### What you are asked to do
Here are some records; quote them exactly, leaving out the pictures.

* Start *

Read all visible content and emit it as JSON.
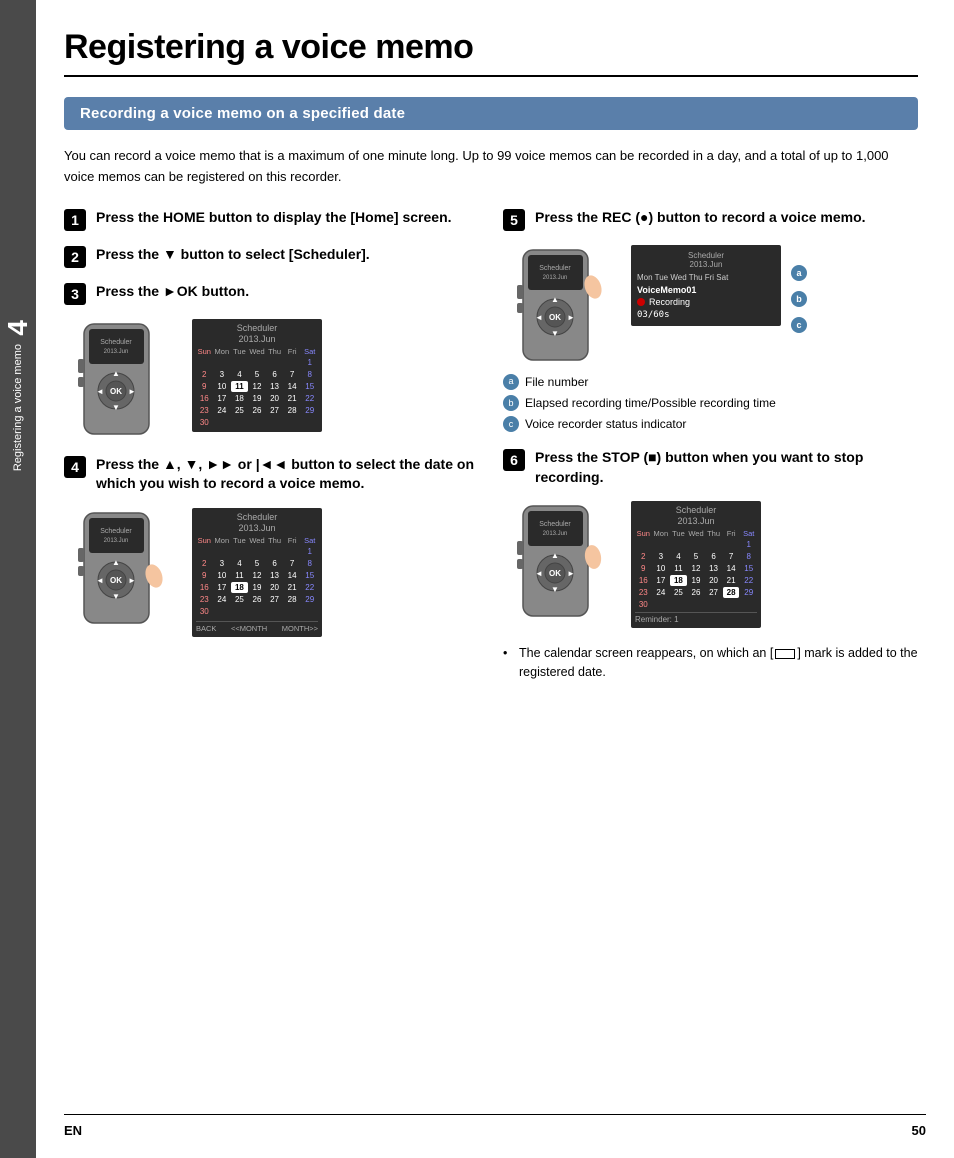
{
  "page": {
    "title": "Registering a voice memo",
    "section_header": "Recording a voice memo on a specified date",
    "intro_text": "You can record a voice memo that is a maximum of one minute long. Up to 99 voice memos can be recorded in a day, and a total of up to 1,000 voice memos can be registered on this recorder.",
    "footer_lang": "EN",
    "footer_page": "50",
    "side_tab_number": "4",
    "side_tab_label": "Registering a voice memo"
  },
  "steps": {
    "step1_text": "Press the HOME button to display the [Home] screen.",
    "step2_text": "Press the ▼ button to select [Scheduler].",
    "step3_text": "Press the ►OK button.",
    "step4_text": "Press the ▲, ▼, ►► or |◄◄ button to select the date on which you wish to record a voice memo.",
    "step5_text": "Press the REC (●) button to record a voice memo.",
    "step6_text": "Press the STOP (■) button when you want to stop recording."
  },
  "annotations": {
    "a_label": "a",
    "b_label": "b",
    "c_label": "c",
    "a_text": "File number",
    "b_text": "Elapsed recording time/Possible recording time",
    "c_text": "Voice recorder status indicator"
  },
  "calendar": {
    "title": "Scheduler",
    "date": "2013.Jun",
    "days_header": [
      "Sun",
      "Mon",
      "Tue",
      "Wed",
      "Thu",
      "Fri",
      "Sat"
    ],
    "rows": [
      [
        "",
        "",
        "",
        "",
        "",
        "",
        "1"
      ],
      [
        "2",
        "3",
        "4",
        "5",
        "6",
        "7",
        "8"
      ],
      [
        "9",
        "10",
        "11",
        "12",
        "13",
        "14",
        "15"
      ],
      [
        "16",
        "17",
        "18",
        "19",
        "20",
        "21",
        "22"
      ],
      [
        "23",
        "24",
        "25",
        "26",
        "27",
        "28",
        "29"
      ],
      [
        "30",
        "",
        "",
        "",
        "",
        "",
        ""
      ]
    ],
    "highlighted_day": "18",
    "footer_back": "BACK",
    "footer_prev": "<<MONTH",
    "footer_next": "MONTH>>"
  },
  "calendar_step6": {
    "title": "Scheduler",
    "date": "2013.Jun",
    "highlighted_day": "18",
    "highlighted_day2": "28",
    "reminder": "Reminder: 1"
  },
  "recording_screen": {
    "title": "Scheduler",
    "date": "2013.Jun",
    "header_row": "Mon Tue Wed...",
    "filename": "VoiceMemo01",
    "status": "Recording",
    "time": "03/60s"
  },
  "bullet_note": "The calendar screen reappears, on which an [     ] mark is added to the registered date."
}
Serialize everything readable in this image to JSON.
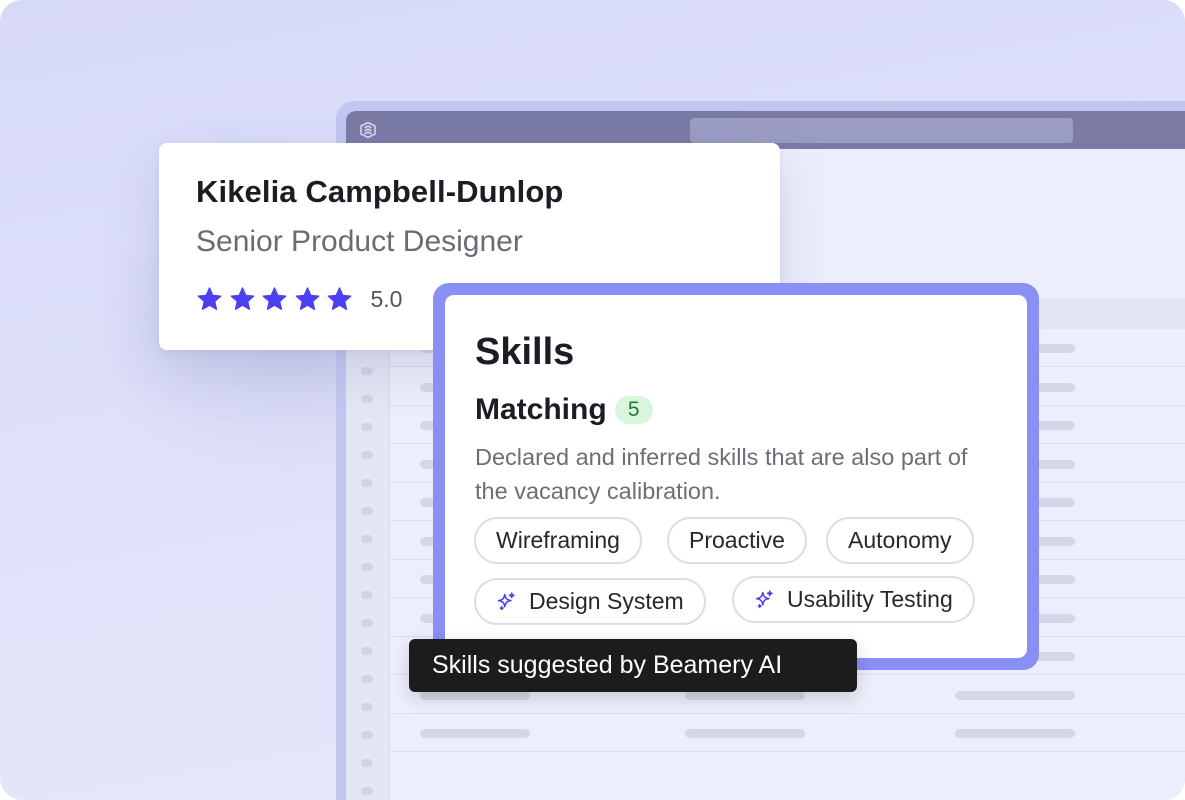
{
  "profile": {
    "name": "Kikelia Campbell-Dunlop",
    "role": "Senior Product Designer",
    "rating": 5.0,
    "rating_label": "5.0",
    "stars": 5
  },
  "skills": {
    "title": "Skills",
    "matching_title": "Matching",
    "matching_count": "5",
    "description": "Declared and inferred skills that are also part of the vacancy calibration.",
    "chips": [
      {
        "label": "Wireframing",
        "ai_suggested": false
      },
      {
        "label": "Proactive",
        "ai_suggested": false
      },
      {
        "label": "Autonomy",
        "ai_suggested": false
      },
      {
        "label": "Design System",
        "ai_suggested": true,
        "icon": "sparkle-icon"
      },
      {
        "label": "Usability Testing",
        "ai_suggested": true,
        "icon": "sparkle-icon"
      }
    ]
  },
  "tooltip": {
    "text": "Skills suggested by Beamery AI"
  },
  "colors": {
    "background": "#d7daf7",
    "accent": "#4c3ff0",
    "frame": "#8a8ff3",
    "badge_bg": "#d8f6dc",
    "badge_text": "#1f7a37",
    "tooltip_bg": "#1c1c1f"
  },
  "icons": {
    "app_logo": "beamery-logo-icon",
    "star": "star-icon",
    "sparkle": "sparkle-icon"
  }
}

* End *

### Result for this task
Read all visible content and emit it as JSON.
{
  "page": {
    "title": "Registering a voice memo",
    "section_header": "Recording a voice memo on a specified date",
    "intro_text": "You can record a voice memo that is a maximum of one minute long. Up to 99 voice memos can be recorded in a day, and a total of up to 1,000 voice memos can be registered on this recorder.",
    "footer_lang": "EN",
    "footer_page": "50",
    "side_tab_number": "4",
    "side_tab_label": "Registering a voice memo"
  },
  "steps": {
    "step1_text": "Press the HOME button to display the [Home] screen.",
    "step2_text": "Press the ▼ button to select [Scheduler].",
    "step3_text": "Press the ►OK button.",
    "step4_text": "Press the ▲, ▼, ►► or |◄◄ button to select the date on which you wish to record a voice memo.",
    "step5_text": "Press the REC (●) button to record a voice memo.",
    "step6_text": "Press the STOP (■) button when you want to stop recording."
  },
  "annotations": {
    "a_label": "a",
    "b_label": "b",
    "c_label": "c",
    "a_text": "File number",
    "b_text": "Elapsed recording time/Possible recording time",
    "c_text": "Voice recorder status indicator"
  },
  "calendar": {
    "title": "Scheduler",
    "date": "2013.Jun",
    "days_header": [
      "Sun",
      "Mon",
      "Tue",
      "Wed",
      "Thu",
      "Fri",
      "Sat"
    ],
    "rows": [
      [
        "",
        "",
        "",
        "",
        "",
        "",
        "1"
      ],
      [
        "2",
        "3",
        "4",
        "5",
        "6",
        "7",
        "8"
      ],
      [
        "9",
        "10",
        "11",
        "12",
        "13",
        "14",
        "15"
      ],
      [
        "16",
        "17",
        "18",
        "19",
        "20",
        "21",
        "22"
      ],
      [
        "23",
        "24",
        "25",
        "26",
        "27",
        "28",
        "29"
      ],
      [
        "30",
        "",
        "",
        "",
        "",
        "",
        ""
      ]
    ],
    "highlighted_day": "18",
    "footer_back": "BACK",
    "footer_prev": "<<MONTH",
    "footer_next": "MONTH>>"
  },
  "calendar_step6": {
    "title": "Scheduler",
    "date": "2013.Jun",
    "highlighted_day": "18",
    "highlighted_day2": "28",
    "reminder": "Reminder: 1"
  },
  "recording_screen": {
    "title": "Scheduler",
    "date": "2013.Jun",
    "header_row": "Mon Tue Wed...",
    "filename": "VoiceMemo01",
    "status": "Recording",
    "time": "03/60s"
  },
  "bullet_note": "The calendar screen reappears, on which an [     ] mark is added to the registered date."
}
Serialize everything readable in this image to JSON.
{
  "profile": {
    "name": "Kikelia Campbell-Dunlop",
    "role": "Senior Product Designer",
    "rating": 5.0,
    "rating_label": "5.0",
    "stars": 5
  },
  "skills": {
    "title": "Skills",
    "matching_title": "Matching",
    "matching_count": "5",
    "description": "Declared and inferred skills that are also part of the vacancy calibration.",
    "chips": [
      {
        "label": "Wireframing",
        "ai_suggested": false
      },
      {
        "label": "Proactive",
        "ai_suggested": false
      },
      {
        "label": "Autonomy",
        "ai_suggested": false
      },
      {
        "label": "Design System",
        "ai_suggested": true,
        "icon": "sparkle-icon"
      },
      {
        "label": "Usability Testing",
        "ai_suggested": true,
        "icon": "sparkle-icon"
      }
    ]
  },
  "tooltip": {
    "text": "Skills suggested by Beamery AI"
  },
  "colors": {
    "background": "#d7daf7",
    "accent": "#4c3ff0",
    "frame": "#8a8ff3",
    "badge_bg": "#d8f6dc",
    "badge_text": "#1f7a37",
    "tooltip_bg": "#1c1c1f"
  },
  "icons": {
    "app_logo": "beamery-logo-icon",
    "star": "star-icon",
    "sparkle": "sparkle-icon"
  }
}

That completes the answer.